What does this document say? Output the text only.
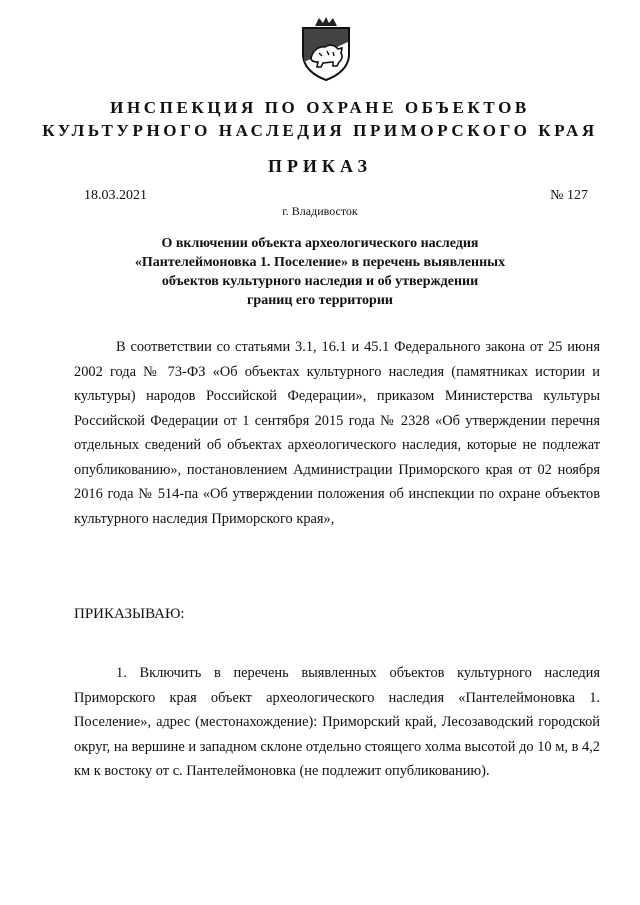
ИНСПЕКЦИЯ ПО ОХРАНЕ ОБЪЕКТОВ
КУЛЬТУРНОГО НАСЛЕДИЯ ПРИМОРСКОГО КРАЯ
ПРИКАЗ
18.03.2021	№ 127
г. Владивосток
О включении объекта археологического наследия
«Пантелеймоновка 1. Поселение» в перечень выявленных
объектов культурного наследия и об утверждении
границ его территории
В соответствии со статьями 3.1, 16.1 и 45.1 Федерального закона от 25 июня 2002 года № 73-ФЗ «Об объектах культурного наследия (памятниках истории и культуры) народов Российской Федерации», приказом Министерства культуры Российской Федерации от 1 сентября 2015 года № 2328 «Об утверждении перечня отдельных сведений об объектах археологического наследия, которые не подлежат опубликованию», постановлением Администрации Приморского края от 02 ноября 2016 года № 514-па «Об утверждении положения об инспекции по охране объектов культурного наследия Приморского края»,
ПРИКАЗЫВАЮ:
1. Включить в перечень выявленных объектов культурного наследия Приморского края объект археологического наследия «Пантелеймоновка 1. Поселение», адрес (местонахождение): Приморский край, Лесозаводский городской округ, на вершине и западном склоне отдельно стоящего холма высотой до 10 м, в 4,2 км к востоку от с. Пантелеймоновка (не подлежит опубликованию).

——

**Task**
Output all of the entries verbatim, leaving out any images.

**Written answer**
What does this document say? Output the text only.
ИНСПЕКЦИЯ ПО ОХРАНЕ ОБЪЕКТОВ
КУЛЬТУРНОГО НАСЛЕДИЯ ПРИМОРСКОГО КРАЯ
ПРИКАЗ
18.03.2021	№ 127
г. Владивосток
О включении объекта археологического наследия
«Пантелеймоновка 1. Поселение» в перечень выявленных
объектов культурного наследия и об утверждении
границ его территории
В соответствии со статьями 3.1, 16.1 и 45.1 Федерального закона от 25 июня 2002 года № 73-ФЗ «Об объектах культурного наследия (памятниках истории и культуры) народов Российской Федерации», приказом Министерства культуры Российской Федерации от 1 сентября 2015 года № 2328 «Об утверждении перечня отдельных сведений об объектах археологического наследия, которые не подлежат опубликованию», постановлением Администрации Приморского края от 02 ноября 2016 года № 514-па «Об утверждении положения об инспекции по охране объектов культурного наследия Приморского края»,
ПРИКАЗЫВАЮ:
1. Включить в перечень выявленных объектов культурного наследия Приморского края объект археологического наследия «Пантелеймоновка 1. Поселение», адрес (местонахождение): Приморский край, Лесозаводский городской округ, на вершине и западном склоне отдельно стоящего холма высотой до 10 м, в 4,2 км к востоку от с. Пантелеймоновка (не подлежит опубликованию).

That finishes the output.